[PROVIDED RECORDS]:

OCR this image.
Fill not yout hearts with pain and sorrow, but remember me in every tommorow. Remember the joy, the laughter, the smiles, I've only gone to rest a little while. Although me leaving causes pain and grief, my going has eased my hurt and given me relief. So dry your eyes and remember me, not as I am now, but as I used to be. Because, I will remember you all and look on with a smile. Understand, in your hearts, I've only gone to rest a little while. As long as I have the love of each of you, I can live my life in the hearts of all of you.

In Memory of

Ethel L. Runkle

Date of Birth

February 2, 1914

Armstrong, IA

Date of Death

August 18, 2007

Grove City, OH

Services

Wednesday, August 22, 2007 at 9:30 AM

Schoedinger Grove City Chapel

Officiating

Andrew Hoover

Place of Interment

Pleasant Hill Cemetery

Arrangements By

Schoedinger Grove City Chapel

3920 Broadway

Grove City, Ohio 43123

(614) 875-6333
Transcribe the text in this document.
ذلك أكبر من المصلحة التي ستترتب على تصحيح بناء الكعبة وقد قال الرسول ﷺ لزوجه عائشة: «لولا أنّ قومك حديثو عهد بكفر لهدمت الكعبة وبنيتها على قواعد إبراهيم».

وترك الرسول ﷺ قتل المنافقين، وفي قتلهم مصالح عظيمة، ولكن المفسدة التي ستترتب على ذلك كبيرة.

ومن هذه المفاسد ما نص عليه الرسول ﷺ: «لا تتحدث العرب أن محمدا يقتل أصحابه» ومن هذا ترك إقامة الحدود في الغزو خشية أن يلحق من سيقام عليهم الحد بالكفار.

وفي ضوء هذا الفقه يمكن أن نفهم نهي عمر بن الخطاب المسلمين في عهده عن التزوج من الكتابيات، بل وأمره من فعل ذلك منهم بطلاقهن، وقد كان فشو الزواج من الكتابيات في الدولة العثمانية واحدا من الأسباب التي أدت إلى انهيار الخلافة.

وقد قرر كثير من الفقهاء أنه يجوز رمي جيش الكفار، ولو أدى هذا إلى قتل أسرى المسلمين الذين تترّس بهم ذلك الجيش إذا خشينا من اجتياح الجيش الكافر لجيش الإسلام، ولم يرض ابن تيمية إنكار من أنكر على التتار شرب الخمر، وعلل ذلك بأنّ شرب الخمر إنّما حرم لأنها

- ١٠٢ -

[INSTRUCTION]: Take the entries above and transcribe them exactly.

[REPLY TO THE TASK]:
OCR this image.
Fill not yout hearts with pain and sorrow, but remember me in every tommorow. Remember the joy, the laughter, the smiles, I've only gone to rest a little while. Although me leaving causes pain and grief, my going has eased my hurt and given me relief. So dry your eyes and remember me, not as I am now, but as I used to be. Because, I will remember you all and look on with a smile. Understand, in your hearts, I've only gone to rest a little while. As long as I have the love of each of you, I can live my life in the hearts of all of you.

In Memory of

Ethel L. Runkle

Date of Birth

February 2, 1914

Armstrong, IA

Date of Death

August 18, 2007

Grove City, OH

Services

Wednesday, August 22, 2007 at 9:30 AM

Schoedinger Grove City Chapel

Officiating

Andrew Hoover

Place of Interment

Pleasant Hill Cemetery

Arrangements By

Schoedinger Grove City Chapel

3920 Broadway

Grove City, Ohio 43123

(614) 875-6333
Transcribe the text in this document.
ذلك أكبر من المصلحة التي ستترتب على تصحيح بناء الكعبة وقد قال الرسول ﷺ لزوجه عائشة: «لولا أنّ قومك حديثو عهد بكفر لهدمت الكعبة وبنيتها على قواعد إبراهيم».

وترك الرسول ﷺ قتل المنافقين، وفي قتلهم مصالح عظيمة، ولكن المفسدة التي ستترتب على ذلك كبيرة.

ومن هذه المفاسد ما نص عليه الرسول ﷺ: «لا تتحدث العرب أن محمدا يقتل أصحابه» ومن هذا ترك إقامة الحدود في الغزو خشية أن يلحق من سيقام عليهم الحد بالكفار.

وفي ضوء هذا الفقه يمكن أن نفهم نهي عمر بن الخطاب المسلمين في عهده عن التزوج من الكتابيات، بل وأمره من فعل ذلك منهم بطلاقهن، وقد كان فشو الزواج من الكتابيات في الدولة العثمانية واحدا من الأسباب التي أدت إلى انهيار الخلافة.

وقد قرر كثير من الفقهاء أنه يجوز رمي جيش الكفار، ولو أدى هذا إلى قتل أسرى المسلمين الذين تترّس بهم ذلك الجيش إذا خشينا من اجتياح الجيش الكافر لجيش الإسلام، ولم يرض ابن تيمية إنكار من أنكر على التتار شرب الخمر، وعلل ذلك بأنّ شرب الخمر إنّما حرم لأنها

- ١٠٢ -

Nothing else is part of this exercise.